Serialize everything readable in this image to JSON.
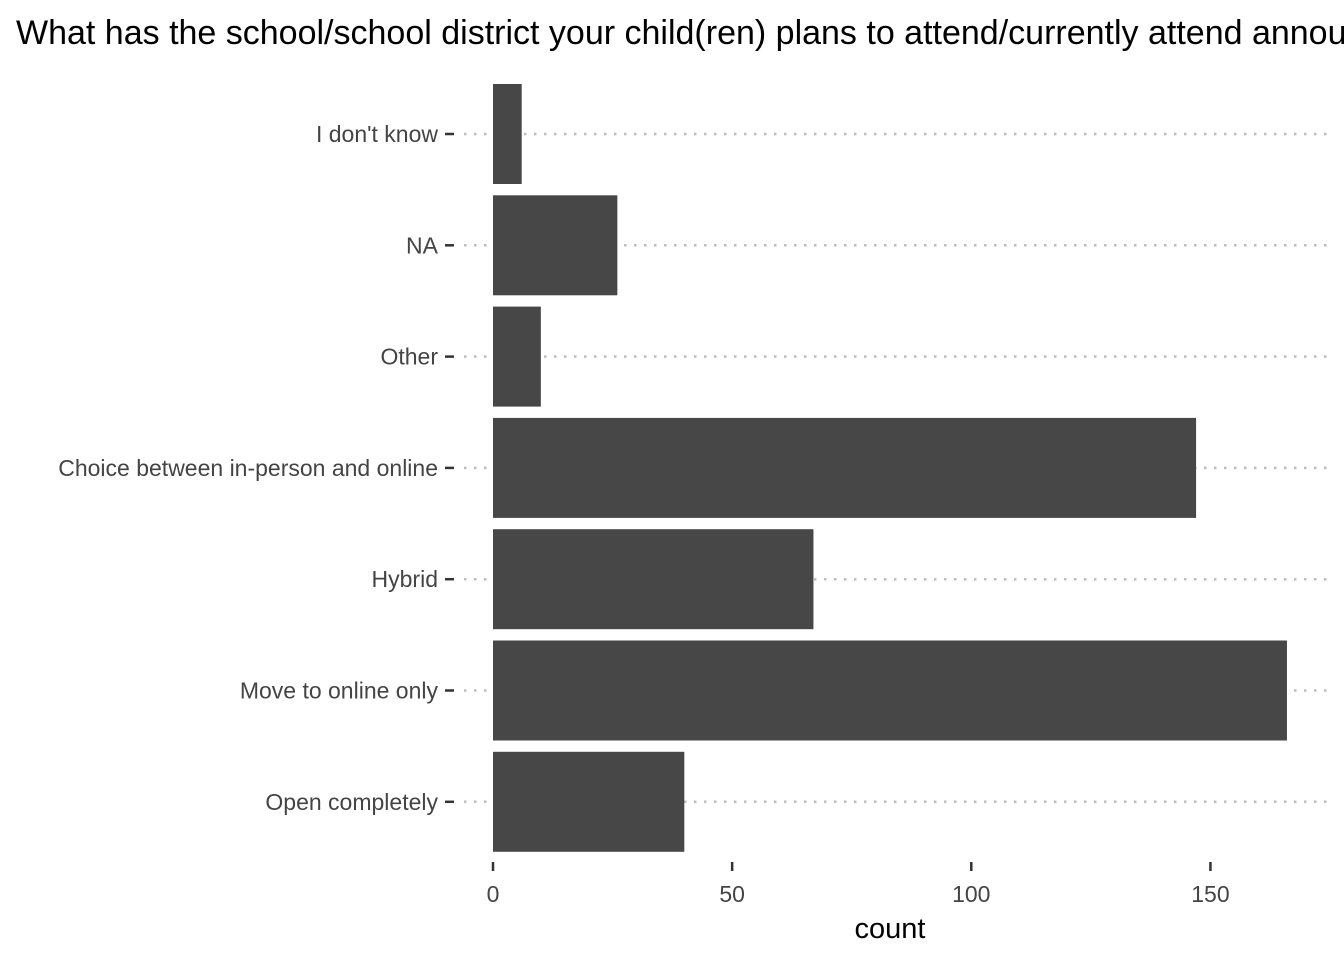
{
  "chart_data": {
    "type": "bar",
    "orientation": "horizontal",
    "title": "What has the school/school district your child(ren) plans to attend/currently attend announced for the fall?",
    "xlabel": "count",
    "ylabel": "",
    "categories": [
      "I don't know",
      "NA",
      "Other",
      "Choice between in-person and online",
      "Hybrid",
      "Move to online only",
      "Open completely"
    ],
    "values": [
      6,
      26,
      10,
      147,
      67,
      166,
      40
    ],
    "xlim": [
      0,
      175
    ],
    "xticks": [
      0,
      50,
      100,
      150
    ],
    "grid": "horizontal-dotted",
    "bar_color": "#474747"
  }
}
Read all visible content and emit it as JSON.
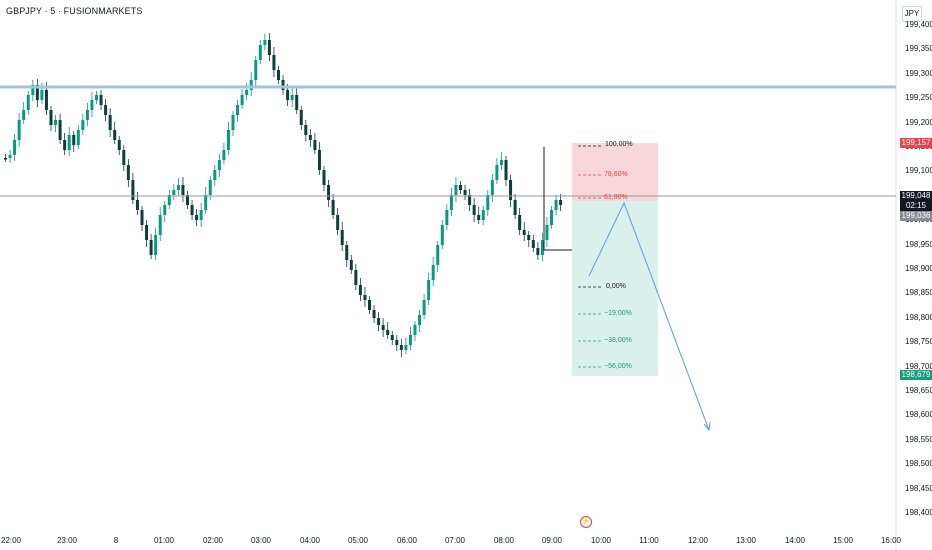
{
  "header": {
    "symbol": "GBPJPY · 5 · FUSIONMARKETS",
    "currency": "JPY"
  },
  "price_axis": [
    "199,400",
    "199,350",
    "199,300",
    "199,250",
    "199,200",
    "199,150",
    "199,100",
    "199,050",
    "199,000",
    "198,950",
    "198,900",
    "198,850",
    "198,800",
    "198,750",
    "198,700",
    "198,650",
    "198,600",
    "198,550",
    "198,500",
    "198,450",
    "198,400"
  ],
  "time_axis": [
    "22:00",
    "23:00",
    "8",
    "01:00",
    "02:00",
    "03:00",
    "04:00",
    "05:00",
    "06:00",
    "07:00",
    "08:00",
    "09:00",
    "10:00",
    "11:00",
    "12:00",
    "13:00",
    "14:00",
    "15:00",
    "16:00"
  ],
  "badges": {
    "stop": "199,157",
    "last_price": "199,048",
    "countdown": "02:15",
    "entry": "199,036",
    "target": "198,679"
  },
  "fib_levels": [
    "100,00%",
    "78,60%",
    "61,80%",
    "0,00%",
    "−19,00%",
    "−38,00%",
    "−56,00%"
  ],
  "colors": {
    "bull": "#089981",
    "bear": "#0f3d3a",
    "resistance": "#9cc3ef",
    "stop_zone": "#f7d0d3",
    "target_zone": "#d3efe7",
    "stop_badge": "#e7444e",
    "entry_badge": "#878b94",
    "target_badge": "#1a9b7c",
    "projection": "#5b9be0"
  },
  "icons": {
    "event": "flash-icon"
  }
}
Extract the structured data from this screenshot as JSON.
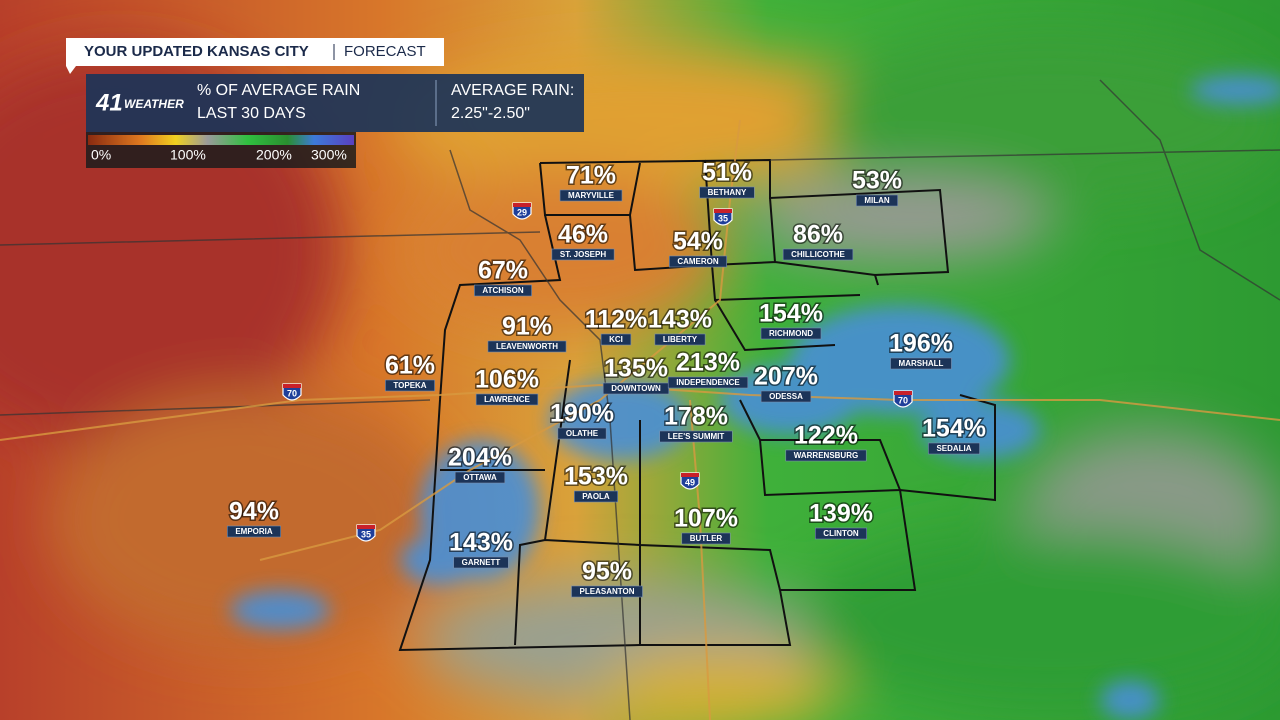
{
  "header": {
    "title": "YOUR UPDATED KANSAS CITY",
    "section": "FORECAST"
  },
  "logo": {
    "number": "41",
    "word": "WEATHER"
  },
  "panel": {
    "metric": "% OF AVERAGE RAIN",
    "period": "LAST 30 DAYS",
    "average_label": "AVERAGE RAIN:",
    "average_value": "2.25\"-2.50\""
  },
  "legend": {
    "labels": [
      "0%",
      "100%",
      "200%",
      "300%"
    ]
  },
  "cities": [
    {
      "name": "MARYVILLE",
      "value": "71%"
    },
    {
      "name": "BETHANY",
      "value": "51%"
    },
    {
      "name": "MILAN",
      "value": "53%"
    },
    {
      "name": "ST. JOSEPH",
      "value": "46%"
    },
    {
      "name": "CAMERON",
      "value": "54%"
    },
    {
      "name": "CHILLICOTHE",
      "value": "86%"
    },
    {
      "name": "ATCHISON",
      "value": "67%"
    },
    {
      "name": "LEAVENWORTH",
      "value": "91%"
    },
    {
      "name": "KCI",
      "value": "112%"
    },
    {
      "name": "LIBERTY",
      "value": "143%"
    },
    {
      "name": "RICHMOND",
      "value": "154%"
    },
    {
      "name": "MARSHALL",
      "value": "196%"
    },
    {
      "name": "TOPEKA",
      "value": "61%"
    },
    {
      "name": "LAWRENCE",
      "value": "106%"
    },
    {
      "name": "DOWNTOWN",
      "value": "135%"
    },
    {
      "name": "INDEPENDENCE",
      "value": "213%"
    },
    {
      "name": "ODESSA",
      "value": "207%"
    },
    {
      "name": "OLATHE",
      "value": "190%"
    },
    {
      "name": "LEE'S SUMMIT",
      "value": "178%"
    },
    {
      "name": "WARRENSBURG",
      "value": "122%"
    },
    {
      "name": "SEDALIA",
      "value": "154%"
    },
    {
      "name": "OTTAWA",
      "value": "204%"
    },
    {
      "name": "PAOLA",
      "value": "153%"
    },
    {
      "name": "EMPORIA",
      "value": "94%"
    },
    {
      "name": "BUTLER",
      "value": "107%"
    },
    {
      "name": "CLINTON",
      "value": "139%"
    },
    {
      "name": "GARNETT",
      "value": "143%"
    },
    {
      "name": "PLEASANTON",
      "value": "95%"
    }
  ],
  "highways": [
    "29",
    "35",
    "70",
    "70",
    "49",
    "35"
  ]
}
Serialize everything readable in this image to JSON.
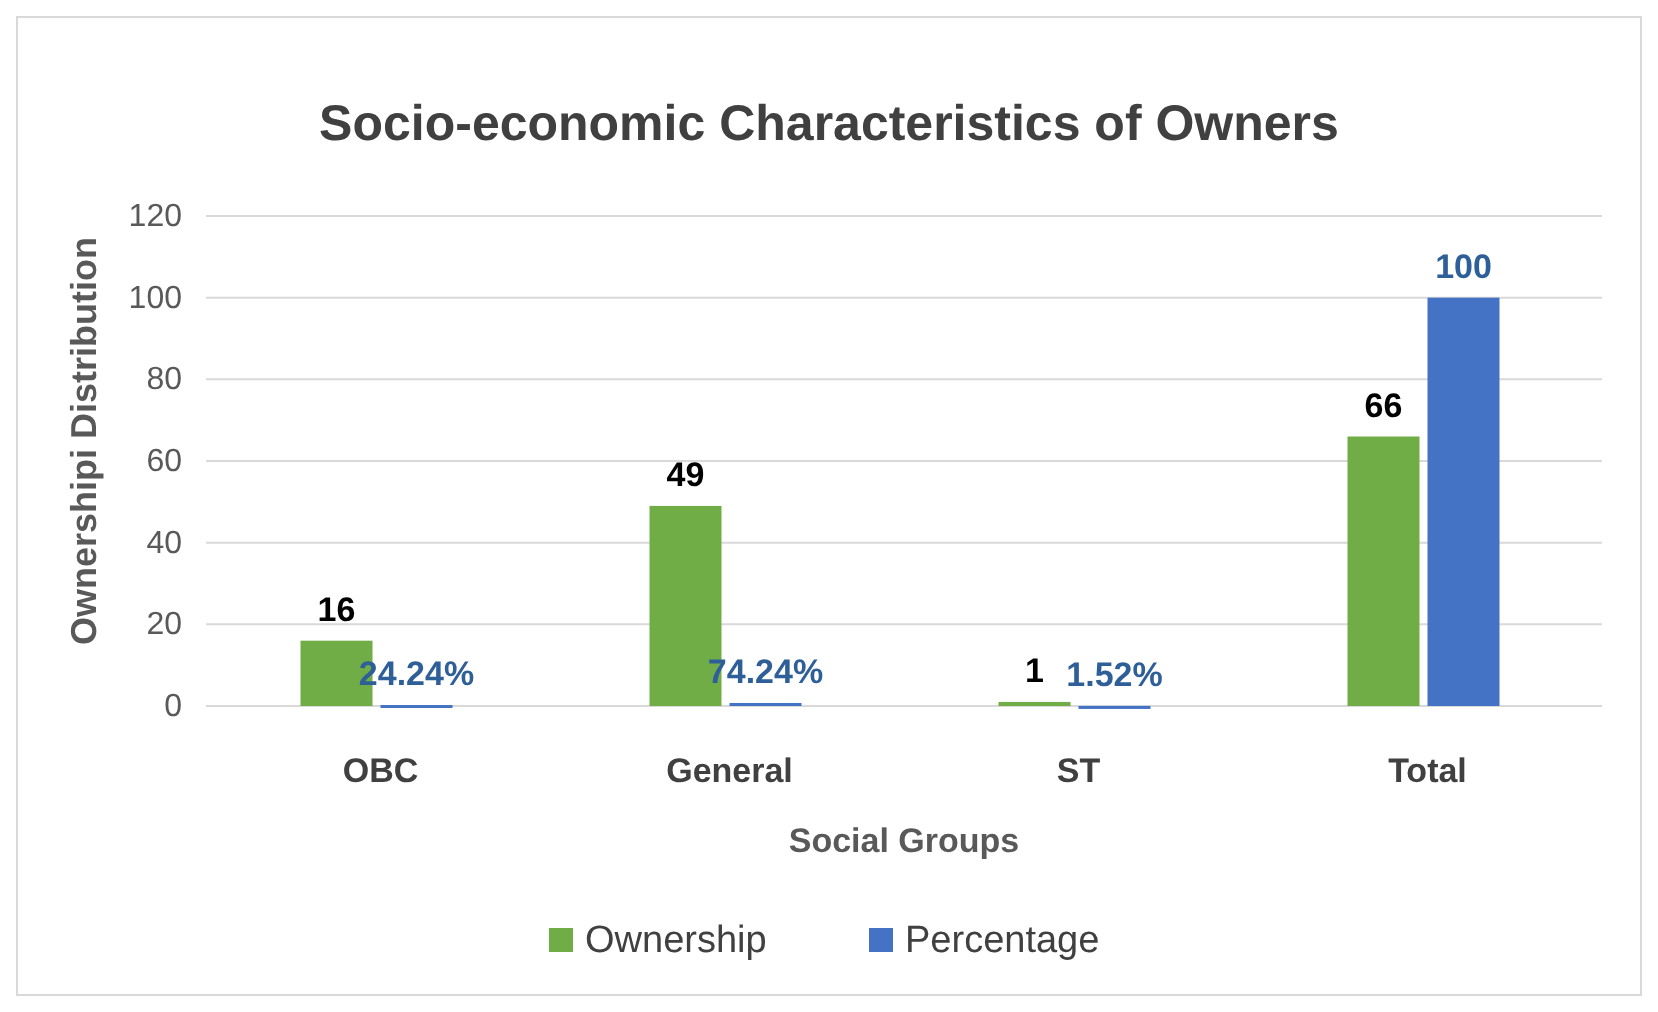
{
  "chart_data": {
    "type": "bar",
    "title": "Socio-economic Characteristics of Owners",
    "xlabel": "Social Groups",
    "ylabel": "Ownershipi Distribution",
    "categories": [
      "OBC",
      "General",
      "ST",
      "Total"
    ],
    "ylim": [
      0,
      120
    ],
    "yticks": [
      0,
      20,
      40,
      60,
      80,
      100,
      120
    ],
    "grid": "y",
    "legend": "bottom",
    "series": [
      {
        "name": "Ownership",
        "color": "#70ad47",
        "values": [
          16,
          49,
          1,
          66
        ],
        "value_labels": [
          "16",
          "49",
          "1",
          "66"
        ]
      },
      {
        "name": "Percentage",
        "color": "#4472c4",
        "values": [
          0.2424,
          0.7424,
          0.0152,
          100
        ],
        "value_labels": [
          "24.24%",
          "74.24%",
          "1.52%",
          "100"
        ]
      }
    ]
  }
}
--*--
> Directive:
Copy everything in the records above except the pictures, exactly as written.

> The output:
Serialize everything readable in this image to JSON.
{
  "chart_data": {
    "type": "bar",
    "orientation": "horizontal",
    "title": "What has the school/school district your child(ren) plans to attend/currently attend announced for the fall?",
    "xlabel": "count",
    "ylabel": "",
    "categories": [
      "I don't know",
      "NA",
      "Other",
      "Choice between in-person and online",
      "Hybrid",
      "Move to online only",
      "Open completely"
    ],
    "values": [
      6,
      26,
      10,
      147,
      67,
      166,
      40
    ],
    "xlim": [
      0,
      175
    ],
    "xticks": [
      0,
      50,
      100,
      150
    ],
    "grid": "horizontal-dotted",
    "bar_color": "#474747"
  }
}
Read all visible content and emit it as JSON.
{
  "header": {
    "symbol": "GBPJPY · 5 · FUSIONMARKETS",
    "currency": "JPY"
  },
  "price_axis": [
    "199,400",
    "199,350",
    "199,300",
    "199,250",
    "199,200",
    "199,150",
    "199,100",
    "199,050",
    "199,000",
    "198,950",
    "198,900",
    "198,850",
    "198,800",
    "198,750",
    "198,700",
    "198,650",
    "198,600",
    "198,550",
    "198,500",
    "198,450",
    "198,400"
  ],
  "time_axis": [
    "22:00",
    "23:00",
    "8",
    "01:00",
    "02:00",
    "03:00",
    "04:00",
    "05:00",
    "06:00",
    "07:00",
    "08:00",
    "09:00",
    "10:00",
    "11:00",
    "12:00",
    "13:00",
    "14:00",
    "15:00",
    "16:00"
  ],
  "badges": {
    "stop": "199,157",
    "last_price": "199,048",
    "countdown": "02:15",
    "entry": "199,036",
    "target": "198,679"
  },
  "fib_levels": [
    "100,00%",
    "78,60%",
    "61,80%",
    "0,00%",
    "−19,00%",
    "−38,00%",
    "−56,00%"
  ],
  "colors": {
    "bull": "#089981",
    "bear": "#0f3d3a",
    "resistance": "#9cc3ef",
    "stop_zone": "#f7d0d3",
    "target_zone": "#d3efe7",
    "stop_badge": "#e7444e",
    "entry_badge": "#878b94",
    "target_badge": "#1a9b7c",
    "projection": "#5b9be0"
  },
  "icons": {
    "event": "flash-icon"
  }
}
Extract the structured data from this screenshot as JSON.
{
  "header": {
    "title": "YOUR UPDATED KANSAS CITY",
    "section": "FORECAST"
  },
  "logo": {
    "number": "41",
    "word": "WEATHER"
  },
  "panel": {
    "metric": "% OF AVERAGE RAIN",
    "period": "LAST 30 DAYS",
    "average_label": "AVERAGE RAIN:",
    "average_value": "2.25\"-2.50\""
  },
  "legend": {
    "labels": [
      "0%",
      "100%",
      "200%",
      "300%"
    ]
  },
  "cities": [
    {
      "name": "MARYVILLE",
      "value": "71%"
    },
    {
      "name": "BETHANY",
      "value": "51%"
    },
    {
      "name": "MILAN",
      "value": "53%"
    },
    {
      "name": "ST. JOSEPH",
      "value": "46%"
    },
    {
      "name": "CAMERON",
      "value": "54%"
    },
    {
      "name": "CHILLICOTHE",
      "value": "86%"
    },
    {
      "name": "ATCHISON",
      "value": "67%"
    },
    {
      "name": "LEAVENWORTH",
      "value": "91%"
    },
    {
      "name": "KCI",
      "value": "112%"
    },
    {
      "name": "LIBERTY",
      "value": "143%"
    },
    {
      "name": "RICHMOND",
      "value": "154%"
    },
    {
      "name": "MARSHALL",
      "value": "196%"
    },
    {
      "name": "TOPEKA",
      "value": "61%"
    },
    {
      "name": "LAWRENCE",
      "value": "106%"
    },
    {
      "name": "DOWNTOWN",
      "value": "135%"
    },
    {
      "name": "INDEPENDENCE",
      "value": "213%"
    },
    {
      "name": "ODESSA",
      "value": "207%"
    },
    {
      "name": "OLATHE",
      "value": "190%"
    },
    {
      "name": "LEE'S SUMMIT",
      "value": "178%"
    },
    {
      "name": "WARRENSBURG",
      "value": "122%"
    },
    {
      "name": "SEDALIA",
      "value": "154%"
    },
    {
      "name": "OTTAWA",
      "value": "204%"
    },
    {
      "name": "PAOLA",
      "value": "153%"
    },
    {
      "name": "EMPORIA",
      "value": "94%"
    },
    {
      "name": "BUTLER",
      "value": "107%"
    },
    {
      "name": "CLINTON",
      "value": "139%"
    },
    {
      "name": "GARNETT",
      "value": "143%"
    },
    {
      "name": "PLEASANTON",
      "value": "95%"
    }
  ],
  "highways": [
    "29",
    "35",
    "70",
    "70",
    "49",
    "35"
  ]
}
Serialize everything readable in this image to JSON.
{
  "chart_data": {
    "type": "bar",
    "title": "Socio-economic Characteristics of Owners",
    "xlabel": "Social Groups",
    "ylabel": "Ownershipi Distribution",
    "categories": [
      "OBC",
      "General",
      "ST",
      "Total"
    ],
    "ylim": [
      0,
      120
    ],
    "yticks": [
      0,
      20,
      40,
      60,
      80,
      100,
      120
    ],
    "grid": "y",
    "legend": "bottom",
    "series": [
      {
        "name": "Ownership",
        "color": "#70ad47",
        "values": [
          16,
          49,
          1,
          66
        ],
        "value_labels": [
          "16",
          "49",
          "1",
          "66"
        ]
      },
      {
        "name": "Percentage",
        "color": "#4472c4",
        "values": [
          0.2424,
          0.7424,
          0.0152,
          100
        ],
        "value_labels": [
          "24.24%",
          "74.24%",
          "1.52%",
          "100"
        ]
      }
    ]
  }
}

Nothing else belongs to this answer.